## [DATA FOR PROCESSING]
[start]
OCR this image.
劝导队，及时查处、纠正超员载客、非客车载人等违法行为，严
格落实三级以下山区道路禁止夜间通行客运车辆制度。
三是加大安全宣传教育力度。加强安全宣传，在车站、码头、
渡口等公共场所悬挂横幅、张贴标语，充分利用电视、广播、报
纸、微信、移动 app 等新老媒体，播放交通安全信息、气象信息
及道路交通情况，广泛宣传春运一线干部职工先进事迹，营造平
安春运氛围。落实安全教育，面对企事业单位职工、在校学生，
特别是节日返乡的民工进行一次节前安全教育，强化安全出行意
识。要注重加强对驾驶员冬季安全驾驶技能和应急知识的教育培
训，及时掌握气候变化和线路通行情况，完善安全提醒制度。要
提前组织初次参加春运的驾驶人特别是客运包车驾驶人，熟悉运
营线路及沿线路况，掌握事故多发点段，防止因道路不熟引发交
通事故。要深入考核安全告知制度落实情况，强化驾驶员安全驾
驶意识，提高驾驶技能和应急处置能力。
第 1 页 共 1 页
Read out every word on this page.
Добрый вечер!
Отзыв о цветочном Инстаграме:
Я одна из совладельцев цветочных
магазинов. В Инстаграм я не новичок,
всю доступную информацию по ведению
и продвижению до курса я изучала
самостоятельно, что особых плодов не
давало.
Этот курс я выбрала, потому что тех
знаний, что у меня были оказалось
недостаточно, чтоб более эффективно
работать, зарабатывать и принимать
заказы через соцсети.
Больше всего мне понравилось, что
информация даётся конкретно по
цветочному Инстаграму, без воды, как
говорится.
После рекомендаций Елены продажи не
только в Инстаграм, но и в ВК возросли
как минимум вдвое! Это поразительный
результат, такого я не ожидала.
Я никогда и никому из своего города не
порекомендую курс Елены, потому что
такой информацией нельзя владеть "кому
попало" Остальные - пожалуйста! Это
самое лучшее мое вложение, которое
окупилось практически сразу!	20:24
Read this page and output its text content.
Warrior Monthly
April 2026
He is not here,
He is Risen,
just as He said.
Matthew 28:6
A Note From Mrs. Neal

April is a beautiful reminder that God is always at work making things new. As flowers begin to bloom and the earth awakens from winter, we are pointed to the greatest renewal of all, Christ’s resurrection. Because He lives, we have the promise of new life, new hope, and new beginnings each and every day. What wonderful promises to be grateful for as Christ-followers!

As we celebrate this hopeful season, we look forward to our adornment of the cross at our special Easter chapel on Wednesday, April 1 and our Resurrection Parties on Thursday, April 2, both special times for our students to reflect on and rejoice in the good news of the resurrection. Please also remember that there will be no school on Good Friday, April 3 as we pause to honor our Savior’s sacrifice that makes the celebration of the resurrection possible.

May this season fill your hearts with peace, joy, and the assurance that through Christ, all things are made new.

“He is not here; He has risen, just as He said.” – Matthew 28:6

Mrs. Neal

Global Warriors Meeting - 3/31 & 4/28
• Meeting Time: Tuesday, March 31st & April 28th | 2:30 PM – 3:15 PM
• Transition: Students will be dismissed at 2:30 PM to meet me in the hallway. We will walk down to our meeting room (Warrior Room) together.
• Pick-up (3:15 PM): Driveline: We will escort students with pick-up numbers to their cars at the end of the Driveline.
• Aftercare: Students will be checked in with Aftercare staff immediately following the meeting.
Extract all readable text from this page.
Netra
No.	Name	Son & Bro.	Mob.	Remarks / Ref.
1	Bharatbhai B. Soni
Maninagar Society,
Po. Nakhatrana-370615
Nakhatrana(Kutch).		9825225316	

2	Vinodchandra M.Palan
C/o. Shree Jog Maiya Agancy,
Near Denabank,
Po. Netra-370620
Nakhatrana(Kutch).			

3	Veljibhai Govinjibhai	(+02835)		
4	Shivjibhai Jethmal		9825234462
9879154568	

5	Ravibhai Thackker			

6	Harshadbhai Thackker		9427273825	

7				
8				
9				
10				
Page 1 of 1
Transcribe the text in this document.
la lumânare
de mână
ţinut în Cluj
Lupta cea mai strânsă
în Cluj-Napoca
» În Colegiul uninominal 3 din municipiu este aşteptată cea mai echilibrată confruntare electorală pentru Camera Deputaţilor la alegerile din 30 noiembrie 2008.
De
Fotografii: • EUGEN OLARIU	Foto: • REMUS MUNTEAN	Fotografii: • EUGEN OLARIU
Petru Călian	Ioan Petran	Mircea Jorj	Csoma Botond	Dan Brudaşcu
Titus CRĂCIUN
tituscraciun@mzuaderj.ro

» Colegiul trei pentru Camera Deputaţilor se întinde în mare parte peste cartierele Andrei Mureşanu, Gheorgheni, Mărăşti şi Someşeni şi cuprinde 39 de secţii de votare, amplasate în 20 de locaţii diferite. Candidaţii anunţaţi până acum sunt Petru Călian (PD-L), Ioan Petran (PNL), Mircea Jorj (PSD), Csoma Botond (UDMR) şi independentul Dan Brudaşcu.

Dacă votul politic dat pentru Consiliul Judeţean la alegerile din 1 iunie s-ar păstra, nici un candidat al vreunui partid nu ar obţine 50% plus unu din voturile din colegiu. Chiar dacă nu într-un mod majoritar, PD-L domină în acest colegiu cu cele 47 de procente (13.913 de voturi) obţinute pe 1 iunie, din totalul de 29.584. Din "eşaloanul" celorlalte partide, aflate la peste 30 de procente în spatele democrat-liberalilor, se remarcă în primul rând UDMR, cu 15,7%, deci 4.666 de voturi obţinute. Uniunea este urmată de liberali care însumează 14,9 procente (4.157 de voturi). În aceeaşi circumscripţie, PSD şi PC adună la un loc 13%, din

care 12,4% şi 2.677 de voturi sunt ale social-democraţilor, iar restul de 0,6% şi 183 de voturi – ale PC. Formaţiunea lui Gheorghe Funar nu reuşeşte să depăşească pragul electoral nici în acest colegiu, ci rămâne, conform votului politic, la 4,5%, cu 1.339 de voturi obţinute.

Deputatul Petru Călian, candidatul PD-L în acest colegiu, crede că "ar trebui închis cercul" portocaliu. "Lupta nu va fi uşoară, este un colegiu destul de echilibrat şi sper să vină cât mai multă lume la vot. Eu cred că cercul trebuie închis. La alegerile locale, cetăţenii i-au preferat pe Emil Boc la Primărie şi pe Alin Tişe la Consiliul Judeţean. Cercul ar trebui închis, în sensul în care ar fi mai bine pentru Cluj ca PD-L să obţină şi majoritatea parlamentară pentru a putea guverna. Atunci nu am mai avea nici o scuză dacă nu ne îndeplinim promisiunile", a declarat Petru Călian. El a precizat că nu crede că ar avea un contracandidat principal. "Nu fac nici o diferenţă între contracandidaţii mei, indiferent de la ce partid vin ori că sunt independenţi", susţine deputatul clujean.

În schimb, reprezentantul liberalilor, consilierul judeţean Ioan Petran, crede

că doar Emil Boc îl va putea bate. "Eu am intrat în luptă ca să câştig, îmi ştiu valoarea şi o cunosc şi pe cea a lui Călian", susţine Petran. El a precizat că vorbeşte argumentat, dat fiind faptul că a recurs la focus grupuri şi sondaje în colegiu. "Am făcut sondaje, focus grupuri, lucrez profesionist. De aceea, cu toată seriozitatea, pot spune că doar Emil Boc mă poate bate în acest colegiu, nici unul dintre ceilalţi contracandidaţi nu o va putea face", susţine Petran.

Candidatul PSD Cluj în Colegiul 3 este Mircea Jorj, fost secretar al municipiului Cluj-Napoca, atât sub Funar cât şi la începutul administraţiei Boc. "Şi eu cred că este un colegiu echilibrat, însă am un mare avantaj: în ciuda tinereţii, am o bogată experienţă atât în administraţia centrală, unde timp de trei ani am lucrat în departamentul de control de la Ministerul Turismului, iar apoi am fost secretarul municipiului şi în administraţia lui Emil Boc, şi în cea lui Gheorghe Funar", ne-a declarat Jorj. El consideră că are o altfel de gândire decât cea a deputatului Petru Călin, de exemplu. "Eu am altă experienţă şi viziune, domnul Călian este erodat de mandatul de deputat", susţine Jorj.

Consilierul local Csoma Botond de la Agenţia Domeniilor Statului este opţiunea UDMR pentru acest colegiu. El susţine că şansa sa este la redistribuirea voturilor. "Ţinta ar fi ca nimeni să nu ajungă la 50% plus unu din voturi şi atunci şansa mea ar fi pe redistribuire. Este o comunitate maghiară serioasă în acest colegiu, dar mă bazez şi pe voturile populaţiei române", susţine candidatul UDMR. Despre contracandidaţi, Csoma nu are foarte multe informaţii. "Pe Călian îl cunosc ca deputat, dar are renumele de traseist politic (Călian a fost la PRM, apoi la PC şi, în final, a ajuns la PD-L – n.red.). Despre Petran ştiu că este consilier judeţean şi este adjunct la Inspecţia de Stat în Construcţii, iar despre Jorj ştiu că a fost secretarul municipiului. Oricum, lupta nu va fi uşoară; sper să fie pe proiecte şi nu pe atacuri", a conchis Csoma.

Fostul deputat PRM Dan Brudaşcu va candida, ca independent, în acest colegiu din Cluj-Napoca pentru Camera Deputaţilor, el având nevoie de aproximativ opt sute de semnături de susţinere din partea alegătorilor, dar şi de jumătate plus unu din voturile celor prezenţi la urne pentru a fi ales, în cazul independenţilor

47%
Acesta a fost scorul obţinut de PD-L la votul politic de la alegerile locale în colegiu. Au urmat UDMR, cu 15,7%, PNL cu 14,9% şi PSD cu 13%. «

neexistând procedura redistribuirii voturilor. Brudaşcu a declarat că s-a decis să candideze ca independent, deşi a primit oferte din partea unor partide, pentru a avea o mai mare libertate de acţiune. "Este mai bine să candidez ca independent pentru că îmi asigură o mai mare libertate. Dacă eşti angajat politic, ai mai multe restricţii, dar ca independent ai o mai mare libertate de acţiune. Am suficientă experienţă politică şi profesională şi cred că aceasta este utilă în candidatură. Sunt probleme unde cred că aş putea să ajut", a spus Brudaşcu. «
[end]
## [EXERCISE BRIEF]
Using the entries above, return each line in which the word "Nakhatrana" occurs.

## [EXERCISE RESULT]
Po. Nakhatrana-370615
Nakhatrana(Kutch).		9825225316	
Nakhatrana(Kutch).			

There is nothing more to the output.